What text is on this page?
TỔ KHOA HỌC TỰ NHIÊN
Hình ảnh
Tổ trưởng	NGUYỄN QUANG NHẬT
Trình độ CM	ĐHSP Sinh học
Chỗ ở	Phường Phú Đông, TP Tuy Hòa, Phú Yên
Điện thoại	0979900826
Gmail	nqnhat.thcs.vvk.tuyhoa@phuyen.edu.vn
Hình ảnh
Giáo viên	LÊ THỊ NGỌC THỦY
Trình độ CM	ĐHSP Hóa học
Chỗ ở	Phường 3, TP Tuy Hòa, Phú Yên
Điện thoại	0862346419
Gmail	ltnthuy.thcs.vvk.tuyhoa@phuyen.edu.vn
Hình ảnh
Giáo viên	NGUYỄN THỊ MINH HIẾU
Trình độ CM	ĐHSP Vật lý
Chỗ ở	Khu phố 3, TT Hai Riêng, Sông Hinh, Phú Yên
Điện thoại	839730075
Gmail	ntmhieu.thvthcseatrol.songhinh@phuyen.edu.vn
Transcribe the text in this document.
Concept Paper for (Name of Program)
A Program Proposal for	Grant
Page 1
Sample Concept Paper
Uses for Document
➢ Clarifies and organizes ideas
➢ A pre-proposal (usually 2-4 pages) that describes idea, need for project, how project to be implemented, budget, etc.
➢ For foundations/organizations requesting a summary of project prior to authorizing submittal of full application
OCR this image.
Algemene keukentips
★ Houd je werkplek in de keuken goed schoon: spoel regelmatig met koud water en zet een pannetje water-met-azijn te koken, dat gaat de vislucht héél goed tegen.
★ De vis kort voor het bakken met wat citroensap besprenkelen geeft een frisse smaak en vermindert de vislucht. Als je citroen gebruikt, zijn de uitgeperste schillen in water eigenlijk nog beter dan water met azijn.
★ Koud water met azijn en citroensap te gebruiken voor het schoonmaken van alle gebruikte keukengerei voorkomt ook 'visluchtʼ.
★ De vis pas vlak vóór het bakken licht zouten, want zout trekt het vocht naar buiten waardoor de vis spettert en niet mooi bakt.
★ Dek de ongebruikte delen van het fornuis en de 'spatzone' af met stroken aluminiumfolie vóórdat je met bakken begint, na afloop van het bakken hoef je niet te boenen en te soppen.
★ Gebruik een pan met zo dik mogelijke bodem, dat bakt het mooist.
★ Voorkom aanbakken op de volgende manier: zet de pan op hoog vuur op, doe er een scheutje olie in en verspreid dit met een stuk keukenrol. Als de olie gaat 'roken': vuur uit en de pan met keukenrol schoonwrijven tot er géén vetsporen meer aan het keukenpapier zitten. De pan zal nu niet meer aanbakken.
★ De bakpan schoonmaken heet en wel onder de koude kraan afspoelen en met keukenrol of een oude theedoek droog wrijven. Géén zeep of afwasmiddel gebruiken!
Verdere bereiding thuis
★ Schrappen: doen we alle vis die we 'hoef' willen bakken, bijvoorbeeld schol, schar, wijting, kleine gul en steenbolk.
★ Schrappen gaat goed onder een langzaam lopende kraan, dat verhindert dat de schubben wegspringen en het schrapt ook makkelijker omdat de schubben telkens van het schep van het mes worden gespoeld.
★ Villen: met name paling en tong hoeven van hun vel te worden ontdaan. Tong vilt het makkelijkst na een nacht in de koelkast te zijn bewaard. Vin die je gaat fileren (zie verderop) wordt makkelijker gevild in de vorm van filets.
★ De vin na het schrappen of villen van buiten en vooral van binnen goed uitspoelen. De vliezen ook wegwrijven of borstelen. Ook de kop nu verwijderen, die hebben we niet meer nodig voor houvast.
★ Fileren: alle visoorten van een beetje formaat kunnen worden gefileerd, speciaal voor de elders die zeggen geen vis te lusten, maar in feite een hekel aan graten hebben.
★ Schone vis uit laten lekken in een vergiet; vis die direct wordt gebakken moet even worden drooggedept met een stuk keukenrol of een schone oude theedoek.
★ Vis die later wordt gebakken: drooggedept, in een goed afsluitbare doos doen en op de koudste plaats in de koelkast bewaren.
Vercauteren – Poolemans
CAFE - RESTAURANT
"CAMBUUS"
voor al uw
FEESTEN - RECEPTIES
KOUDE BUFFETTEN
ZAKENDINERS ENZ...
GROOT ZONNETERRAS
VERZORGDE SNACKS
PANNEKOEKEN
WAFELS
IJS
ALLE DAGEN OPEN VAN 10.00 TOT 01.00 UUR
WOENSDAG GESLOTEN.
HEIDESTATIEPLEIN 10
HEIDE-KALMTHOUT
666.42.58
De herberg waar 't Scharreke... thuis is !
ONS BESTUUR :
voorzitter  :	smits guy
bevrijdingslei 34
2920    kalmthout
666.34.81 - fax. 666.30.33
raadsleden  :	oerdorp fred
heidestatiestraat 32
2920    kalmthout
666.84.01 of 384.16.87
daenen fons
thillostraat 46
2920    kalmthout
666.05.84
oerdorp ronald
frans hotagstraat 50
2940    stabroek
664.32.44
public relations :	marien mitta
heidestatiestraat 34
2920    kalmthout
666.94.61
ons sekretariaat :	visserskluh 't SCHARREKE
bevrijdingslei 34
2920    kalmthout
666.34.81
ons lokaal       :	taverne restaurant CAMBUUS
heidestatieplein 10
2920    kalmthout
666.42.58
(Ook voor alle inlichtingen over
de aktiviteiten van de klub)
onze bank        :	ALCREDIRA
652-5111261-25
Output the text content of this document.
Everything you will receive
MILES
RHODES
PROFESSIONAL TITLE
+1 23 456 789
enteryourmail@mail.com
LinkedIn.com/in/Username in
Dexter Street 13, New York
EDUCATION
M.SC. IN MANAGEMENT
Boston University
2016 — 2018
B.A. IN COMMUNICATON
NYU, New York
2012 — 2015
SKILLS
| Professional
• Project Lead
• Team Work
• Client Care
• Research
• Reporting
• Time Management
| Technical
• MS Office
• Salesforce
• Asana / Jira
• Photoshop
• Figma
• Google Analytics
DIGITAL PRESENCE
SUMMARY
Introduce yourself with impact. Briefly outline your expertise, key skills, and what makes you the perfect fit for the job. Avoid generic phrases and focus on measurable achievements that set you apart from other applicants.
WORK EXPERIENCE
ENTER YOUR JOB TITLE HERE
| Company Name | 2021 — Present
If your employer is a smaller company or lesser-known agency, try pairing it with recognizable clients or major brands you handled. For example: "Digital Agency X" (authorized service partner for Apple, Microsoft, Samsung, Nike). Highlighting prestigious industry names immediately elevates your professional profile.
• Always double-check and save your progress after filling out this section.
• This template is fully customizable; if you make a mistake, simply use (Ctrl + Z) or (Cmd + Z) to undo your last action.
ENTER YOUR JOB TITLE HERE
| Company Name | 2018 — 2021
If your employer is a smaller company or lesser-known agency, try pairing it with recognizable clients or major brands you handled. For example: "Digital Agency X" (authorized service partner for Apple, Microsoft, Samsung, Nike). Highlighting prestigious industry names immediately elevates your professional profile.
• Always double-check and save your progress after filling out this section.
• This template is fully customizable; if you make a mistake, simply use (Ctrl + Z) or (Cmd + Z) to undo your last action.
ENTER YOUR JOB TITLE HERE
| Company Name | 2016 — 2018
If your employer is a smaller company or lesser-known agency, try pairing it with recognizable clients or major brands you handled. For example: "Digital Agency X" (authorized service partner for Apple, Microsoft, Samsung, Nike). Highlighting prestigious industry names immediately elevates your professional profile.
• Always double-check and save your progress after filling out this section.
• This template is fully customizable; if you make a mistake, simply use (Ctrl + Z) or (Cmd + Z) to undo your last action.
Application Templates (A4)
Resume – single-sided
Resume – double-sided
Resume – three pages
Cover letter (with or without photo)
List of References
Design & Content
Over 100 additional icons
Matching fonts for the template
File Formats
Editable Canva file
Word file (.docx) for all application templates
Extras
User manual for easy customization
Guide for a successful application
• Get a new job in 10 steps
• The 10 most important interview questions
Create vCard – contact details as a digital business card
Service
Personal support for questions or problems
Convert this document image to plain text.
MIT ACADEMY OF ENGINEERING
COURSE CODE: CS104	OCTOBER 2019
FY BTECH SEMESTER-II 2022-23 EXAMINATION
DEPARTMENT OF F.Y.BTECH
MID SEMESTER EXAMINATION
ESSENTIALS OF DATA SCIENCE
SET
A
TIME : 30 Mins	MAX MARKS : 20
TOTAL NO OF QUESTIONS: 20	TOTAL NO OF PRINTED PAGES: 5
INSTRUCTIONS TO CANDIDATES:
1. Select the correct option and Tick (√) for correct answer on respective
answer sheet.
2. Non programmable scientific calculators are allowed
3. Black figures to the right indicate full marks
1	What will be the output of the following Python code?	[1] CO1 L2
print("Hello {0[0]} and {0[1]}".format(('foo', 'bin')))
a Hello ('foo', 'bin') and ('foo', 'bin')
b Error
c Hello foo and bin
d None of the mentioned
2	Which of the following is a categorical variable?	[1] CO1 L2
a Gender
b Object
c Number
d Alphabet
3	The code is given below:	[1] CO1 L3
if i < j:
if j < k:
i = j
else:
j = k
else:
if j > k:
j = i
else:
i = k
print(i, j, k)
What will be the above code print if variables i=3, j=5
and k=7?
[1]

**********

Among the lines above, count those containing the word "Concept" and give nothing but the result.

2